• [WRITTEN TASK] Return exactly the lines from the one containing "What's the underlying" through the last line of the records below, both included, and leave out any pictures.

• [EXERCISE INPUT]
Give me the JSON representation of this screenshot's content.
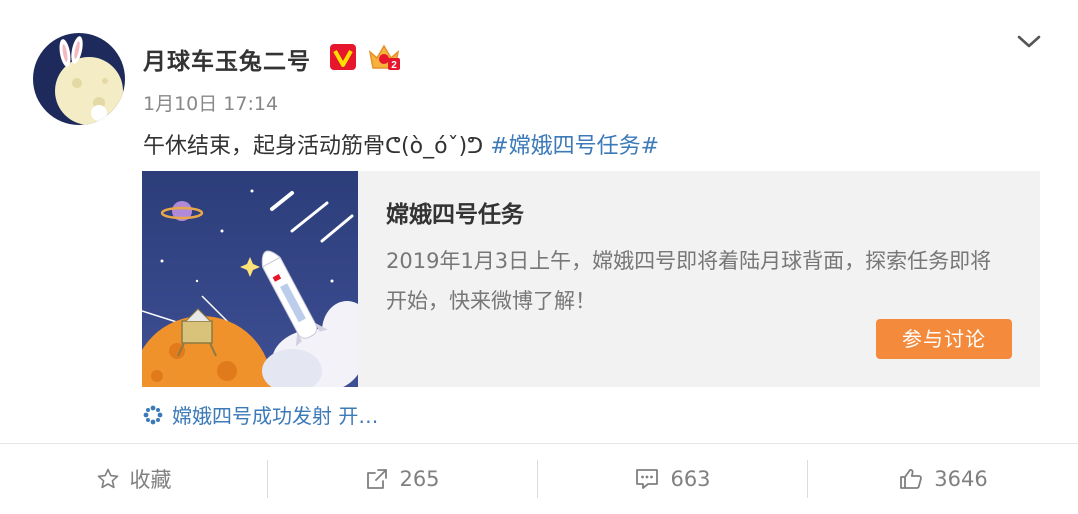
{
  "post": {
    "username": "月球车玉兔二号",
    "timestamp": "1月10日 17:14",
    "text": "午休结束，起身活动筋骨ᕦ(ò_óˇ)ᕤ ",
    "hashtag": "#嫦娥四号任务#"
  },
  "topic_card": {
    "title": "嫦娥四号任务",
    "description": "2019年1月3日上午，嫦娥四号即将着陆月球背面，探索任务即将开始，快来微博了解！",
    "button_label": "参与讨论"
  },
  "location": {
    "label": "嫦娥四号成功发射 开…"
  },
  "actions": {
    "favorite_label": "收藏",
    "repost_count": "265",
    "comment_count": "663",
    "like_count": "3646"
  },
  "colors": {
    "link": "#3d7ab8",
    "accent_button": "#f48b3c",
    "verified_badge": "#e6162d"
  }
}
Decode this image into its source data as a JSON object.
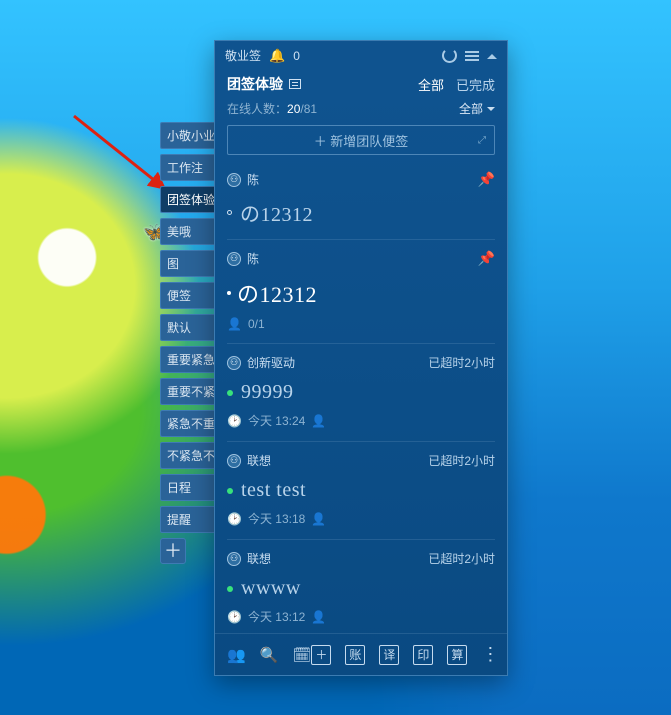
{
  "app_name": "敬业签",
  "notifications_count": "0",
  "board": {
    "title": "团签体验",
    "tab_all": "全部",
    "tab_done": "已完成",
    "active_tab": "全部",
    "online_label": "在线人数：",
    "online_current": "20",
    "online_total": "/81",
    "filter": "全部"
  },
  "new_note_btn": "＋ 新增团队便签",
  "left_tabs": [
    "小敬小业",
    "工作注",
    "团签体验",
    "美哦",
    "图",
    "便签",
    "默认",
    "重要紧急",
    "重要不紧急",
    "紧急不重要",
    "不紧急不重要",
    "日程",
    "提醒"
  ],
  "left_tabs_active_index": 2,
  "items": [
    {
      "author": "陈",
      "pinned": true,
      "status": "",
      "dot": "outline",
      "text": "の12312",
      "meta_icon": "",
      "meta_text": ""
    },
    {
      "author": "陈",
      "pinned": true,
      "status": "",
      "dot": "outline",
      "text": "の12312",
      "meta_icon": "person",
      "meta_text": "0/1",
      "big": true,
      "leading_dot": true
    },
    {
      "author": "创新驱动",
      "pinned": false,
      "status": "已超时2小时",
      "dot": "green",
      "text": "99999",
      "meta_icon": "clock",
      "meta_text": "今天 13:24",
      "meta_suffix": "person"
    },
    {
      "author": "联想",
      "pinned": false,
      "status": "已超时2小时",
      "dot": "green",
      "text": "test test",
      "meta_icon": "clock",
      "meta_text": "今天 13:18",
      "meta_suffix": "person"
    },
    {
      "author": "联想",
      "pinned": false,
      "status": "已超时2小时",
      "dot": "green",
      "text": "wwww",
      "meta_icon": "clock",
      "meta_text": "今天 13:12",
      "meta_suffix": "person"
    }
  ],
  "footer": {
    "btn_plus": "＋",
    "btn_account": "账",
    "btn_translate": "译",
    "btn_stamp": "印",
    "btn_calc": "算"
  }
}
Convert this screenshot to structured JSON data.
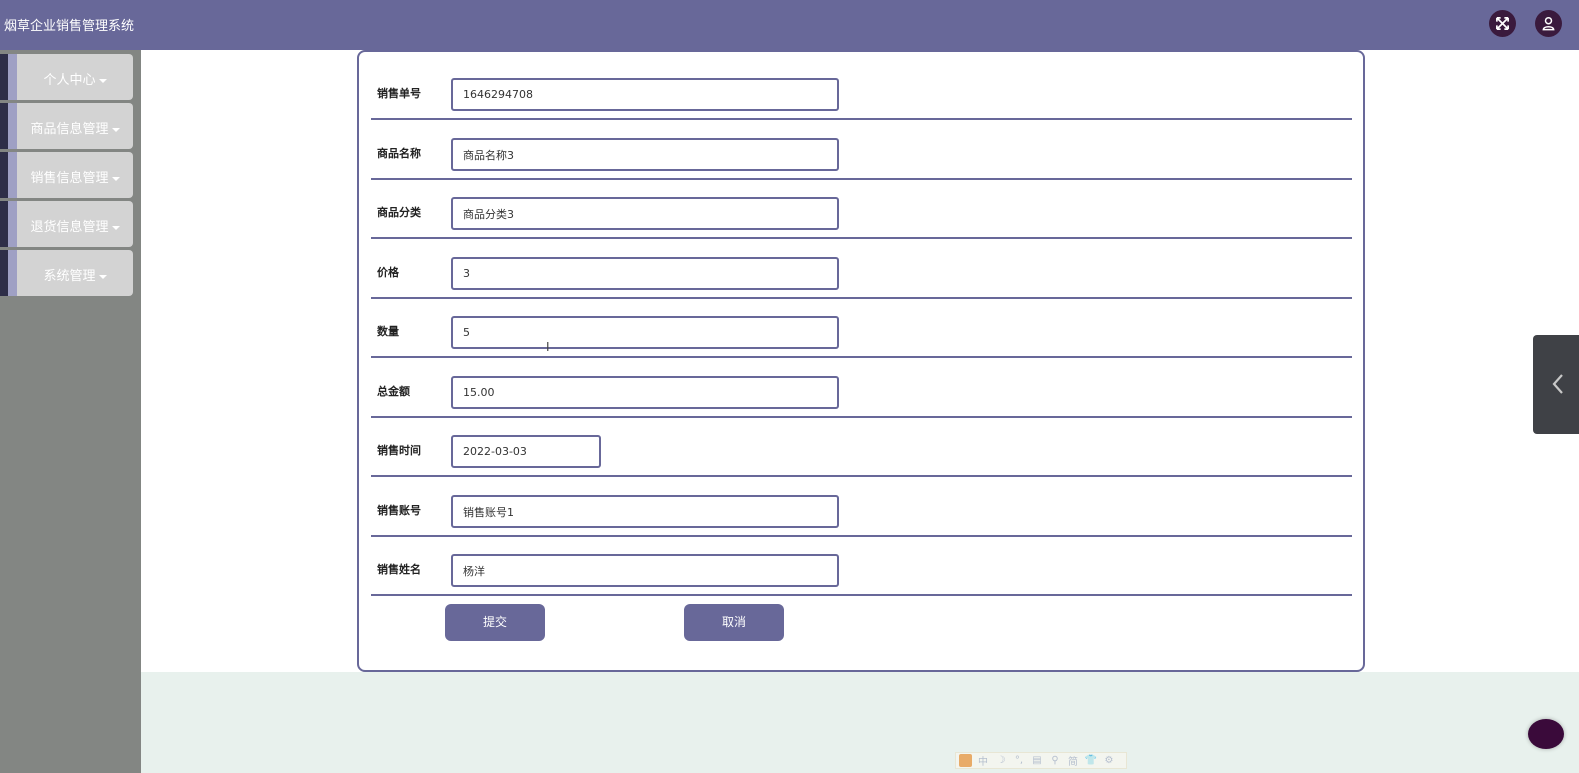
{
  "app": {
    "title": "烟草企业销售管理系统"
  },
  "topbar": {
    "icons": [
      "fullscreen-icon",
      "user-icon"
    ],
    "accent_color": "#686899"
  },
  "sidebar": {
    "items": [
      {
        "label": "个人中心"
      },
      {
        "label": "商品信息管理"
      },
      {
        "label": "销售信息管理"
      },
      {
        "label": "退货信息管理"
      },
      {
        "label": "系统管理"
      }
    ]
  },
  "form": {
    "fields": [
      {
        "label": "销售单号",
        "value": "1646294708"
      },
      {
        "label": "商品名称",
        "value": "商品名称3"
      },
      {
        "label": "商品分类",
        "value": "商品分类3"
      },
      {
        "label": "价格",
        "value": "3"
      },
      {
        "label": "数量",
        "value": "5"
      },
      {
        "label": "总金额",
        "value": "15.00"
      },
      {
        "label": "销售时间",
        "value": "2022-03-03"
      },
      {
        "label": "销售账号",
        "value": "销售账号1"
      },
      {
        "label": "销售姓名",
        "value": "杨洋"
      }
    ],
    "submit_label": "提交",
    "cancel_label": "取消"
  },
  "ime": {
    "cells": [
      "中",
      "☽",
      "°,",
      "▤",
      "⚲",
      "简",
      "👕",
      "⚙"
    ]
  }
}
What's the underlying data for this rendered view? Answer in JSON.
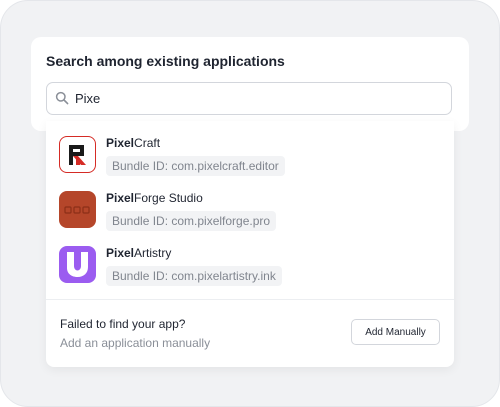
{
  "search": {
    "title": "Search among existing applications",
    "query": "Pixe",
    "icon": "search-icon"
  },
  "results": [
    {
      "match": "Pixel",
      "rest": "Craft",
      "bundle": "Bundle ID: com.pixelcraft.editor",
      "icon": "pixelcraft-logo-icon"
    },
    {
      "match": "Pixel",
      "rest": "Forge Studio",
      "bundle": "Bundle ID: com.pixelforge.pro",
      "icon": "pixelforge-logo-icon"
    },
    {
      "match": "Pixel",
      "rest": "Artistry",
      "bundle": "Bundle ID: com.pixelartistry.ink",
      "icon": "pixelartistry-logo-icon"
    }
  ],
  "fallback": {
    "title": "Failed to find your app?",
    "subtitle": "Add an application manually",
    "button_label": "Add Manually"
  },
  "colors": {
    "frame_background": "#f1f2f4",
    "pixelcraft_red": "#d52b25",
    "pixelforge_brown": "#b5462a",
    "pixelartistry_purple": "#9b5cf0"
  }
}
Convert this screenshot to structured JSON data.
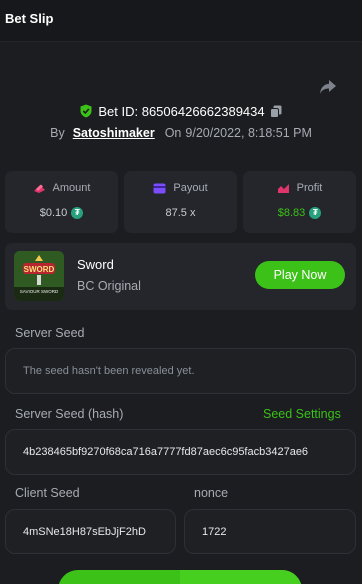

• [RESPONSE]
What's the underlying data for this rendered view? Answer in JSON.
{
  "search": {
    "title": "Search among existing applications",
    "query": "Pixe",
    "icon": "search-icon"
  },
  "results": [
    {
      "match": "Pixel",
      "rest": "Craft",
      "bundle": "Bundle ID: com.pixelcraft.editor",
      "icon": "pixelcraft-logo-icon"
    },
    {
      "match": "Pixel",
      "rest": "Forge Studio",
      "bundle": "Bundle ID: com.pixelforge.pro",
      "icon": "pixelforge-logo-icon"
    },
    {
      "match": "Pixel",
      "rest": "Artistry",
      "bundle": "Bundle ID: com.pixelartistry.ink",
      "icon": "pixelartistry-logo-icon"
    }
  ],
  "fallback": {
    "title": "Failed to find your app?",
    "subtitle": "Add an application manually",
    "button_label": "Add Manually"
  },
  "colors": {
    "frame_background": "#f1f2f4",
    "pixelcraft_red": "#d52b25",
    "pixelforge_brown": "#b5462a",
    "pixelartistry_purple": "#9b5cf0"
  }
}
Convert this screenshot to structured JSON data.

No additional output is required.